Items listed in a dataset:
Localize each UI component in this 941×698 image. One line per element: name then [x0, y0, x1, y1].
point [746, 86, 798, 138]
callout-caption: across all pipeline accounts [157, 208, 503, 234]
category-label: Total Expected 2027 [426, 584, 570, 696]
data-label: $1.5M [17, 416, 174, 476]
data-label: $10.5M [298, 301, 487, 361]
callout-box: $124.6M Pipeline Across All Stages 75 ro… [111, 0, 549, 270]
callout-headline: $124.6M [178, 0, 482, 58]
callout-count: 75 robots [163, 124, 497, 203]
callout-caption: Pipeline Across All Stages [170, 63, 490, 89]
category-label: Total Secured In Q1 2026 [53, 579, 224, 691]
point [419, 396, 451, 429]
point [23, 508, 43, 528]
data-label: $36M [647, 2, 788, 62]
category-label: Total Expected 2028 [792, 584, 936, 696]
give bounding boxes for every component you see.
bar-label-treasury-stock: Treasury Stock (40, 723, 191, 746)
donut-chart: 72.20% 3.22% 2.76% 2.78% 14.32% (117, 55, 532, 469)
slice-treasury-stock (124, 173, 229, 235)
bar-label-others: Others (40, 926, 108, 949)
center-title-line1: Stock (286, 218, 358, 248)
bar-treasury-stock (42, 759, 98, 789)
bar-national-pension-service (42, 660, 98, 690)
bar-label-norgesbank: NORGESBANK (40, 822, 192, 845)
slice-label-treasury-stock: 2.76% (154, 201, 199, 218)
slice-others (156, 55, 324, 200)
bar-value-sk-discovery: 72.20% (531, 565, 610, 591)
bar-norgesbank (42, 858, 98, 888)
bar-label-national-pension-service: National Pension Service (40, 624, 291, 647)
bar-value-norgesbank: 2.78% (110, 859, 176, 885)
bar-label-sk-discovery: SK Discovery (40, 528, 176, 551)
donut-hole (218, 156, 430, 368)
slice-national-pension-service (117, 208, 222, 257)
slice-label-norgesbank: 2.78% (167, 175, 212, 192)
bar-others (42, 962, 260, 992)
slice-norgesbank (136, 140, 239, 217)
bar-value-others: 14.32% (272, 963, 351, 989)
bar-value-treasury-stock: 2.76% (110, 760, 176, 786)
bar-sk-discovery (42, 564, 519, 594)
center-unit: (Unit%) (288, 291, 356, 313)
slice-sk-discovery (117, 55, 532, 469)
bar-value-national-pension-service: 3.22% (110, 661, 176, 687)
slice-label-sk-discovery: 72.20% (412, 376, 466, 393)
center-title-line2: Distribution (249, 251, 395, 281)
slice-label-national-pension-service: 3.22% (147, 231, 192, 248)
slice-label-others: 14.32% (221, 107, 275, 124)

#### Problem requirements
Lay out the records above as a JSON list of strings, one string per line, covering only the part that runs from the start of the records through the line containing "slice-others (156, 55, 324, 200)". Leave out any blank lines.

#### Task response
[
  "Localize each UI component in this 941×698 image. One line per element: name then [x0, y0, x1, y1].",
  "point [746, 86, 798, 138]",
  "callout-caption: across all pipeline accounts [157, 208, 503, 234]",
  "category-label: Total Expected 2027 [426, 584, 570, 696]",
  "data-label: $1.5M [17, 416, 174, 476]",
  "data-label: $10.5M [298, 301, 487, 361]",
  "callout-box: $124.6M Pipeline Across All Stages 75 ro… [111, 0, 549, 270]",
  "callout-headline: $124.6M [178, 0, 482, 58]",
  "callout-count: 75 robots [163, 124, 497, 203]",
  "callout-caption: Pipeline Across All Stages [170, 63, 490, 89]",
  "category-label: Total Secured In Q1 2026 [53, 579, 224, 691]",
  "point [419, 396, 451, 429]",
  "point [23, 508, 43, 528]",
  "data-label: $36M [647, 2, 788, 62]",
  "category-label: Total Expected 2028 [792, 584, 936, 696]",
  "give bounding boxes for every component you see.",
  "bar-label-treasury-stock: Treasury Stock (40, 723, 191, 746)",
  "donut-chart: 72.20% 3.22% 2.76% 2.78% 14.32% (117, 55, 532, 469)",
  "slice-treasury-stock (124, 173, 229, 235)",
  "bar-label-others: Others (40, 926, 108, 949)",
  "center-title-line1: Stock (286, 218, 358, 248)",
  "bar-treasury-stock (42, 759, 98, 789)",
  "bar-national-pension-service (42, 660, 98, 690)",
  "bar-label-norgesbank: NORGESBANK (40, 822, 192, 845)",
  "slice-label-treasury-stock: 2.76% (154, 201, 199, 218)",
  "slice-others (156, 55, 324, 200)"
]